Copy out every line exactly as given.

--- BEGIN GIVEN DATA ---

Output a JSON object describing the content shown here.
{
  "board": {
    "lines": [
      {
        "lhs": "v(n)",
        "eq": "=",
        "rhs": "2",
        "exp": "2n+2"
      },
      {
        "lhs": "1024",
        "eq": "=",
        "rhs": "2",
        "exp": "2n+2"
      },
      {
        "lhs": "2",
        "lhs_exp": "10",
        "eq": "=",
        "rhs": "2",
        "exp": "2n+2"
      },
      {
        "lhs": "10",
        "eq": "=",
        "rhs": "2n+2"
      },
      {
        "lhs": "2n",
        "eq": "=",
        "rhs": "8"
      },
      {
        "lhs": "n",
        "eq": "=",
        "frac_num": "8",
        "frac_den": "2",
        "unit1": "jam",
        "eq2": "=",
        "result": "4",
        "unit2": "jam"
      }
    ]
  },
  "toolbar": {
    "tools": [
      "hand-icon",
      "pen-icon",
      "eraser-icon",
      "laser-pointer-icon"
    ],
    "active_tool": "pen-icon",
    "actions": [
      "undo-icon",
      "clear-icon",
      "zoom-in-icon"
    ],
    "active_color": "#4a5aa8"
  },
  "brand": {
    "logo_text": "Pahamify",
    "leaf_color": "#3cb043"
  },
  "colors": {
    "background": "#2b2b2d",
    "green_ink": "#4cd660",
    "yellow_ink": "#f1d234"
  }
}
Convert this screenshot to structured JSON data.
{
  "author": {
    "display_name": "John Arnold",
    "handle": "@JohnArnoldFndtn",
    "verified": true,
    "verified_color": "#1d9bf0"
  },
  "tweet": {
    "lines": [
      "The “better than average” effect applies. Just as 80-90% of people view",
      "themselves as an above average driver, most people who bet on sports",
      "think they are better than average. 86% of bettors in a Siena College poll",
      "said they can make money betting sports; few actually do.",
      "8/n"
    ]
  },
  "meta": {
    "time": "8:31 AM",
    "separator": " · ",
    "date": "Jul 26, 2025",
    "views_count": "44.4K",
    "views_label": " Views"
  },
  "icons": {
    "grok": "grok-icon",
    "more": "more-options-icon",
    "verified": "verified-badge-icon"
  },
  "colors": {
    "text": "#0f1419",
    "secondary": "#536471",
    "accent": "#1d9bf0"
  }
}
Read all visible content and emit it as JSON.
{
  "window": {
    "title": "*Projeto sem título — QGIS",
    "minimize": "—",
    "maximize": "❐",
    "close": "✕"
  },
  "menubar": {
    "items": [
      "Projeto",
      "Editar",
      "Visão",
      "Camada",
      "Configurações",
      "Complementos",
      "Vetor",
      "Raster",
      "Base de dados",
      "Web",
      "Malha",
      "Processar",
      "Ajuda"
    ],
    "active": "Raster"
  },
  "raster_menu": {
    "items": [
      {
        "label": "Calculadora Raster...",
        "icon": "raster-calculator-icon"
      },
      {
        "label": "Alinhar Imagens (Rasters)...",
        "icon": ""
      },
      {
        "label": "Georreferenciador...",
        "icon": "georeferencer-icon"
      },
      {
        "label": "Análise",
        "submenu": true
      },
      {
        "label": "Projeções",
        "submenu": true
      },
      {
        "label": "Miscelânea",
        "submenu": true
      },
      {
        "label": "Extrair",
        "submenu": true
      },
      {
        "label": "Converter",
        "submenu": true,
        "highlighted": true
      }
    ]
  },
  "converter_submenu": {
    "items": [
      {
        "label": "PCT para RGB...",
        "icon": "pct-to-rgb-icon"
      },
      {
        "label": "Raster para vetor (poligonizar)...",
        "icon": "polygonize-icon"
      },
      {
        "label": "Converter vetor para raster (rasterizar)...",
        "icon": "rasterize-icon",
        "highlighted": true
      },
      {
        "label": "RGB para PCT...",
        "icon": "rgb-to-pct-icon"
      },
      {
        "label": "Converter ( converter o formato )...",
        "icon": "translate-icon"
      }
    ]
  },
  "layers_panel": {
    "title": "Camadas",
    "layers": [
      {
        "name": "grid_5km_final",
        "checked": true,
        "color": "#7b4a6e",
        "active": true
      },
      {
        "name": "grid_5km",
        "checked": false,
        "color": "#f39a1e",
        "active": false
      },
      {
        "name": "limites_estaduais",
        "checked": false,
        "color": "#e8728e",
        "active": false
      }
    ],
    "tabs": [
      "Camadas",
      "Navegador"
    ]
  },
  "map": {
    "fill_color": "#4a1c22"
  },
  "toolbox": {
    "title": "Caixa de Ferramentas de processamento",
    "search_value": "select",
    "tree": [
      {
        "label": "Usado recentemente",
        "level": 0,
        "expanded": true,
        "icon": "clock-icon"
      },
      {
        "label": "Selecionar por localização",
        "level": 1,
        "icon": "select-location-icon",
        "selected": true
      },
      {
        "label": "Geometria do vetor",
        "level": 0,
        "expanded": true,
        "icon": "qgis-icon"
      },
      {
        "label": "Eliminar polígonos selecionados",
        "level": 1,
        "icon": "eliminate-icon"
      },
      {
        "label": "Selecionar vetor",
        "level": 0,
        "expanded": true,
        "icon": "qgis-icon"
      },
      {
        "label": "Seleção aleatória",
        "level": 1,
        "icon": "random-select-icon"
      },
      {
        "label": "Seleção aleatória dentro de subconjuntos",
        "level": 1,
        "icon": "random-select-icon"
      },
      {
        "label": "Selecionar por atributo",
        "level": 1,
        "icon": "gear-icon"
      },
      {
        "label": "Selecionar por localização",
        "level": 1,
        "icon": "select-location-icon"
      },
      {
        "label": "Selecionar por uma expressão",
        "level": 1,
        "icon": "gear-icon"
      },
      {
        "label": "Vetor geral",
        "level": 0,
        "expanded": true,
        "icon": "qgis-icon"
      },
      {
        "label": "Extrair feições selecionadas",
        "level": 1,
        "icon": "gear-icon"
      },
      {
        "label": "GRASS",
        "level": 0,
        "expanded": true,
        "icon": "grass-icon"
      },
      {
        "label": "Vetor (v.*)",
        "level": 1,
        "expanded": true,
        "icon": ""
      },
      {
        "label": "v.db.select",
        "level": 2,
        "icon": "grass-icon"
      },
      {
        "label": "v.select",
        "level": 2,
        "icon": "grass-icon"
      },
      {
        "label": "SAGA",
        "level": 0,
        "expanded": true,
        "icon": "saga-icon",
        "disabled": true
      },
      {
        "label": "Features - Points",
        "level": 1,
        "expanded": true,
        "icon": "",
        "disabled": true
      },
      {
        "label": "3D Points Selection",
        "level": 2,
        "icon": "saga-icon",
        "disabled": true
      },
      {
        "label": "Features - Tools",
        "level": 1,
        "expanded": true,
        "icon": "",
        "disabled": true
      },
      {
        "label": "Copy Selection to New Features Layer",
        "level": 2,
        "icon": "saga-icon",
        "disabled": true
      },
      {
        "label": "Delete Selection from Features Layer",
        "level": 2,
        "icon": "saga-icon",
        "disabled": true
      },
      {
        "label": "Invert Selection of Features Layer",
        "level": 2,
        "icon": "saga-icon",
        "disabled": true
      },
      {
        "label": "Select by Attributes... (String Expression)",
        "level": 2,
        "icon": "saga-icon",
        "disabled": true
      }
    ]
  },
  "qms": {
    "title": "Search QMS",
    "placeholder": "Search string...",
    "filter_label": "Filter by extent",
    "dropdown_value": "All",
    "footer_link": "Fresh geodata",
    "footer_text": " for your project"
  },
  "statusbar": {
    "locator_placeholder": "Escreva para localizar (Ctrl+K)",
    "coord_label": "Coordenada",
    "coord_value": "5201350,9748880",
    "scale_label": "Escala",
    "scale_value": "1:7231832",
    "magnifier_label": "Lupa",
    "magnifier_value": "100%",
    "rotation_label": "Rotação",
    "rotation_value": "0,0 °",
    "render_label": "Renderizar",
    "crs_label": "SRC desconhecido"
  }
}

--- END GIVEN DATA ---

### [RESPONSE BELOW]
Output a JSON object describing the content shown here.
{
  "board": {
    "lines": [
      {
        "lhs": "v(n)",
        "eq": "=",
        "rhs": "2",
        "exp": "2n+2"
      },
      {
        "lhs": "1024",
        "eq": "=",
        "rhs": "2",
        "exp": "2n+2"
      },
      {
        "lhs": "2",
        "lhs_exp": "10",
        "eq": "=",
        "rhs": "2",
        "exp": "2n+2"
      },
      {
        "lhs": "10",
        "eq": "=",
        "rhs": "2n+2"
      },
      {
        "lhs": "2n",
        "eq": "=",
        "rhs": "8"
      },
      {
        "lhs": "n",
        "eq": "=",
        "frac_num": "8",
        "frac_den": "2",
        "unit1": "jam",
        "eq2": "=",
        "result": "4",
        "unit2": "jam"
      }
    ]
  },
  "toolbar": {
    "tools": [
      "hand-icon",
      "pen-icon",
      "eraser-icon",
      "laser-pointer-icon"
    ],
    "active_tool": "pen-icon",
    "actions": [
      "undo-icon",
      "clear-icon",
      "zoom-in-icon"
    ],
    "active_color": "#4a5aa8"
  },
  "brand": {
    "logo_text": "Pahamify",
    "leaf_color": "#3cb043"
  },
  "colors": {
    "background": "#2b2b2d",
    "green_ink": "#4cd660",
    "yellow_ink": "#f1d234"
  }
}
Convert this screenshot to structured JSON data.
{
  "author": {
    "display_name": "John Arnold",
    "handle": "@JohnArnoldFndtn",
    "verified": true,
    "verified_color": "#1d9bf0"
  },
  "tweet": {
    "lines": [
      "The “better than average” effect applies. Just as 80-90% of people view",
      "themselves as an above average driver, most people who bet on sports",
      "think they are better than average. 86% of bettors in a Siena College poll",
      "said they can make money betting sports; few actually do.",
      "8/n"
    ]
  },
  "meta": {
    "time": "8:31 AM",
    "separator": " · ",
    "date": "Jul 26, 2025",
    "views_count": "44.4K",
    "views_label": " Views"
  },
  "icons": {
    "grok": "grok-icon",
    "more": "more-options-icon",
    "verified": "verified-badge-icon"
  },
  "colors": {
    "text": "#0f1419",
    "secondary": "#536471",
    "accent": "#1d9bf0"
  }
}
Read all visible content and emit it as JSON.
{
  "window": {
    "title": "*Projeto sem título — QGIS",
    "minimize": "—",
    "maximize": "❐",
    "close": "✕"
  },
  "menubar": {
    "items": [
      "Projeto",
      "Editar",
      "Visão",
      "Camada",
      "Configurações",
      "Complementos",
      "Vetor",
      "Raster",
      "Base de dados",
      "Web",
      "Malha",
      "Processar",
      "Ajuda"
    ],
    "active": "Raster"
  },
  "raster_menu": {
    "items": [
      {
        "label": "Calculadora Raster...",
        "icon": "raster-calculator-icon"
      },
      {
        "label": "Alinhar Imagens (Rasters)...",
        "icon": ""
      },
      {
        "label": "Georreferenciador...",
        "icon": "georeferencer-icon"
      },
      {
        "label": "Análise",
        "submenu": true
      },
      {
        "label": "Projeções",
        "submenu": true
      },
      {
        "label": "Miscelânea",
        "submenu": true
      },
      {
        "label": "Extrair",
        "submenu": true
      },
      {
        "label": "Converter",
        "submenu": true,
        "highlighted": true
      }
    ]
  },
  "converter_submenu": {
    "items": [
      {
        "label": "PCT para RGB...",
        "icon": "pct-to-rgb-icon"
      },
      {
        "label": "Raster para vetor (poligonizar)...",
        "icon": "polygonize-icon"
      },
      {
        "label": "Converter vetor para raster (rasterizar)...",
        "icon": "rasterize-icon",
        "highlighted": true
      },
      {
        "label": "RGB para PCT...",
        "icon": "rgb-to-pct-icon"
      },
      {
        "label": "Converter ( converter o formato )...",
        "icon": "translate-icon"
      }
    ]
  },
  "layers_panel": {
    "title": "Camadas",
    "layers": [
      {
        "name": "grid_5km_final",
        "checked": true,
        "color": "#7b4a6e",
        "active": true
      },
      {
        "name": "grid_5km",
        "checked": false,
        "color": "#f39a1e",
        "active": false
      },
      {
        "name": "limites_estaduais",
        "checked": false,
        "color": "#e8728e",
        "active": false
      }
    ],
    "tabs": [
      "Camadas",
      "Navegador"
    ]
  },
  "map": {
    "fill_color": "#4a1c22"
  },
  "toolbox": {
    "title": "Caixa de Ferramentas de processamento",
    "search_value": "select",
    "tree": [
      {
        "label": "Usado recentemente",
        "level": 0,
        "expanded": true,
        "icon": "clock-icon"
      },
      {
        "label": "Selecionar por localização",
        "level": 1,
        "icon": "select-location-icon",
        "selected": true
      },
      {
        "label": "Geometria do vetor",
        "level": 0,
        "expanded": true,
        "icon": "qgis-icon"
      },
      {
        "label": "Eliminar polígonos selecionados",
        "level": 1,
        "icon": "eliminate-icon"
      },
      {
        "label": "Selecionar vetor",
        "level": 0,
        "expanded": true,
        "icon": "qgis-icon"
      },
      {
        "label": "Seleção aleatória",
        "level": 1,
        "icon": "random-select-icon"
      },
      {
        "label": "Seleção aleatória dentro de subconjuntos",
        "level": 1,
        "icon": "random-select-icon"
      },
      {
        "label": "Selecionar por atributo",
        "level": 1,
        "icon": "gear-icon"
      },
      {
        "label": "Selecionar por localização",
        "level": 1,
        "icon": "select-location-icon"
      },
      {
        "label": "Selecionar por uma expressão",
        "level": 1,
        "icon": "gear-icon"
      },
      {
        "label": "Vetor geral",
        "level": 0,
        "expanded": true,
        "icon": "qgis-icon"
      },
      {
        "label": "Extrair feições selecionadas",
        "level": 1,
        "icon": "gear-icon"
      },
      {
        "label": "GRASS",
        "level": 0,
        "expanded": true,
        "icon": "grass-icon"
      },
      {
        "label": "Vetor (v.*)",
        "level": 1,
        "expanded": true,
        "icon": ""
      },
      {
        "label": "v.db.select",
        "level": 2,
        "icon": "grass-icon"
      },
      {
        "label": "v.select",
        "level": 2,
        "icon": "grass-icon"
      },
      {
        "label": "SAGA",
        "level": 0,
        "expanded": true,
        "icon": "saga-icon",
        "disabled": true
      },
      {
        "label": "Features - Points",
        "level": 1,
        "expanded": true,
        "icon": "",
        "disabled": true
      },
      {
        "label": "3D Points Selection",
        "level": 2,
        "icon": "saga-icon",
        "disabled": true
      },
      {
        "label": "Features - Tools",
        "level": 1,
        "expanded": true,
        "icon": "",
        "disabled": true
      },
      {
        "label": "Copy Selection to New Features Layer",
        "level": 2,
        "icon": "saga-icon",
        "disabled": true
      },
      {
        "label": "Delete Selection from Features Layer",
        "level": 2,
        "icon": "saga-icon",
        "disabled": true
      },
      {
        "label": "Invert Selection of Features Layer",
        "level": 2,
        "icon": "saga-icon",
        "disabled": true
      },
      {
        "label": "Select by Attributes... (String Expression)",
        "level": 2,
        "icon": "saga-icon",
        "disabled": true
      }
    ]
  },
  "qms": {
    "title": "Search QMS",
    "placeholder": "Search string...",
    "filter_label": "Filter by extent",
    "dropdown_value": "All",
    "footer_link": "Fresh geodata",
    "footer_text": " for your project"
  },
  "statusbar": {
    "locator_placeholder": "Escreva para localizar (Ctrl+K)",
    "coord_label": "Coordenada",
    "coord_value": "5201350,9748880",
    "scale_label": "Escala",
    "scale_value": "1:7231832",
    "magnifier_label": "Lupa",
    "magnifier_value": "100%",
    "rotation_label": "Rotação",
    "rotation_value": "0,0 °",
    "render_label": "Renderizar",
    "crs_label": "SRC desconhecido"
  }
}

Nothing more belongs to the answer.